-- STATED PROBLEM --
What follows is a set of records; restate each one word for word and drop the pictures.

☆ ☆ ☆ ☆ ☆

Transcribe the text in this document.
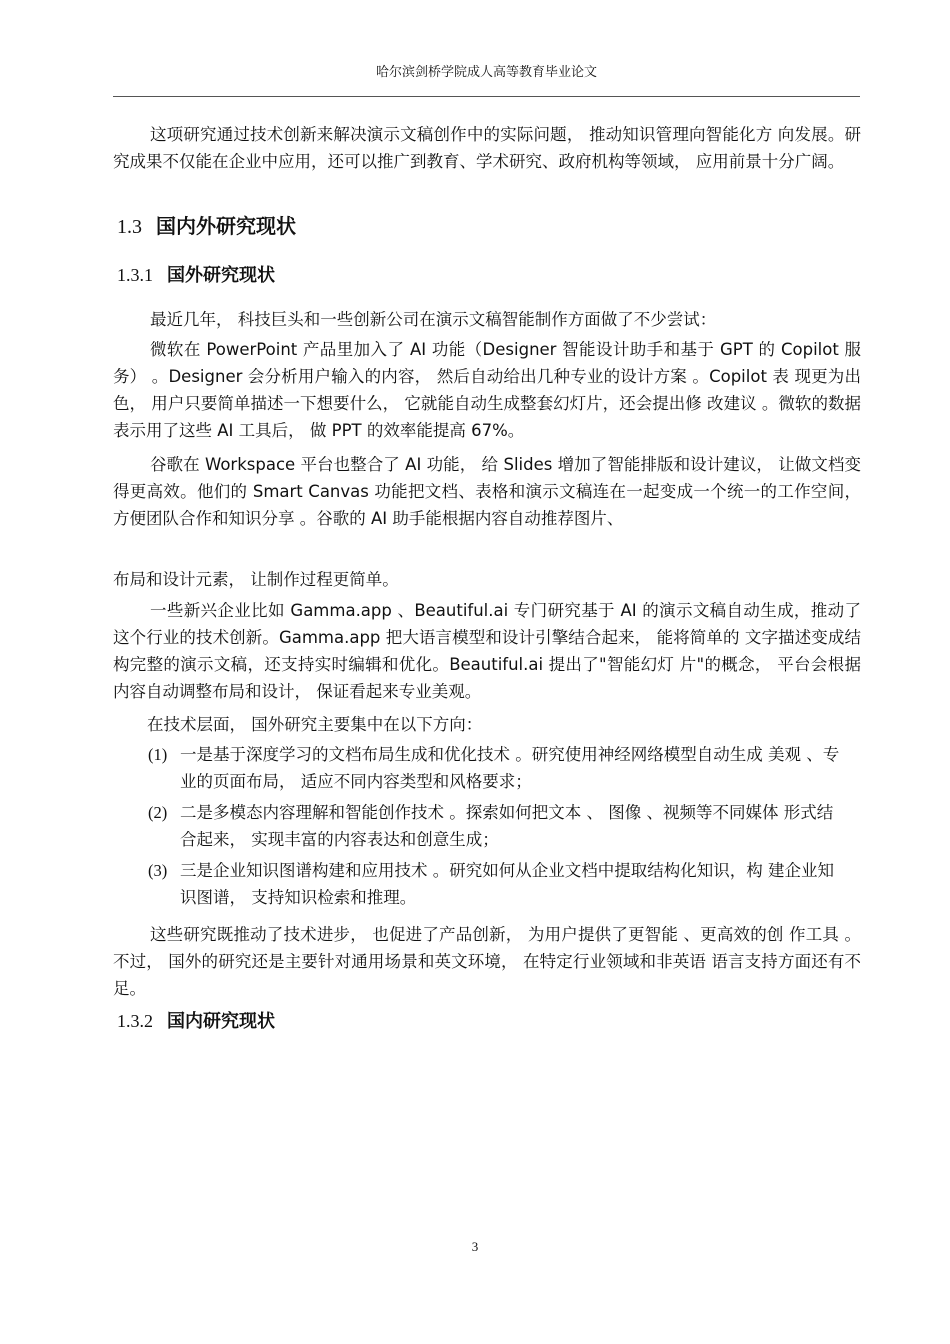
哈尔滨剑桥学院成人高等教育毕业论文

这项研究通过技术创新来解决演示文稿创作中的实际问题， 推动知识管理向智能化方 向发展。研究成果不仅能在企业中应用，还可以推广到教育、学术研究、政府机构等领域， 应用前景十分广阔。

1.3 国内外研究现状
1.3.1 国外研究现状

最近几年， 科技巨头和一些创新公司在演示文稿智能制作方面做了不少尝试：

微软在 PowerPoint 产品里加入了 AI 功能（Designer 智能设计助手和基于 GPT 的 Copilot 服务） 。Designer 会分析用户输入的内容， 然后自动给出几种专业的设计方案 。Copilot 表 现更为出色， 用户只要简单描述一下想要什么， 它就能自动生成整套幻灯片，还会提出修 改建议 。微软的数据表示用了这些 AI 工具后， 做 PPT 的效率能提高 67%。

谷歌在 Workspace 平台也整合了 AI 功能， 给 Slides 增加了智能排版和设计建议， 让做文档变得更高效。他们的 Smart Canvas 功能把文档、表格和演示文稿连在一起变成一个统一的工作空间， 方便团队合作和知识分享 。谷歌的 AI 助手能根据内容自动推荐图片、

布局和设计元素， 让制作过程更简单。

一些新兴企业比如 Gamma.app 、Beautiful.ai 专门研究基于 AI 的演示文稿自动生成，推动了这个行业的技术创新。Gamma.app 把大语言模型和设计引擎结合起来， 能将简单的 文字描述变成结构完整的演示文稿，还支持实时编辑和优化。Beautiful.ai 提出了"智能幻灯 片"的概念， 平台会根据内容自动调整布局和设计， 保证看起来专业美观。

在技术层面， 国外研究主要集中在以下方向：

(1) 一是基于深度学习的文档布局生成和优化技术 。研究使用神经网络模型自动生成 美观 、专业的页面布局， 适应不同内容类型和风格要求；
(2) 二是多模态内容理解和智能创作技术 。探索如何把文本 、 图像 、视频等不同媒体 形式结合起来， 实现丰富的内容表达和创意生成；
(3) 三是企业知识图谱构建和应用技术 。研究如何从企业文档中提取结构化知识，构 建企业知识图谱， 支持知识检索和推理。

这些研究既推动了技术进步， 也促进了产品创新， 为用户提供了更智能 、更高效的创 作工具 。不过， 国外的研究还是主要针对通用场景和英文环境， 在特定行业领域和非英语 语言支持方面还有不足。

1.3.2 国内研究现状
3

☆ ☆ ☆ ☆ ☆

-- TASK ANSWER --
Transcribe the text in this document.
哈尔滨剑桥学院成人高等教育毕业论文

这项研究通过技术创新来解决演示文稿创作中的实际问题， 推动知识管理向智能化方 向发展。研究成果不仅能在企业中应用，还可以推广到教育、学术研究、政府机构等领域， 应用前景十分广阔。

1.3 国内外研究现状
1.3.1 国外研究现状

最近几年， 科技巨头和一些创新公司在演示文稿智能制作方面做了不少尝试：

微软在 PowerPoint 产品里加入了 AI 功能（Designer 智能设计助手和基于 GPT 的 Copilot 服务） 。Designer 会分析用户输入的内容， 然后自动给出几种专业的设计方案 。Copilot 表 现更为出色， 用户只要简单描述一下想要什么， 它就能自动生成整套幻灯片，还会提出修 改建议 。微软的数据表示用了这些 AI 工具后， 做 PPT 的效率能提高 67%。

谷歌在 Workspace 平台也整合了 AI 功能， 给 Slides 增加了智能排版和设计建议， 让做文档变得更高效。他们的 Smart Canvas 功能把文档、表格和演示文稿连在一起变成一个统一的工作空间， 方便团队合作和知识分享 。谷歌的 AI 助手能根据内容自动推荐图片、

布局和设计元素， 让制作过程更简单。

一些新兴企业比如 Gamma.app 、Beautiful.ai 专门研究基于 AI 的演示文稿自动生成，推动了这个行业的技术创新。Gamma.app 把大语言模型和设计引擎结合起来， 能将简单的 文字描述变成结构完整的演示文稿，还支持实时编辑和优化。Beautiful.ai 提出了"智能幻灯 片"的概念， 平台会根据内容自动调整布局和设计， 保证看起来专业美观。

在技术层面， 国外研究主要集中在以下方向：

(1) 一是基于深度学习的文档布局生成和优化技术 。研究使用神经网络模型自动生成 美观 、专业的页面布局， 适应不同内容类型和风格要求；
(2) 二是多模态内容理解和智能创作技术 。探索如何把文本 、 图像 、视频等不同媒体 形式结合起来， 实现丰富的内容表达和创意生成；
(3) 三是企业知识图谱构建和应用技术 。研究如何从企业文档中提取结构化知识，构 建企业知识图谱， 支持知识检索和推理。

这些研究既推动了技术进步， 也促进了产品创新， 为用户提供了更智能 、更高效的创 作工具 。不过， 国外的研究还是主要针对通用场景和英文环境， 在特定行业领域和非英语 语言支持方面还有不足。

1.3.2 国内研究现状
3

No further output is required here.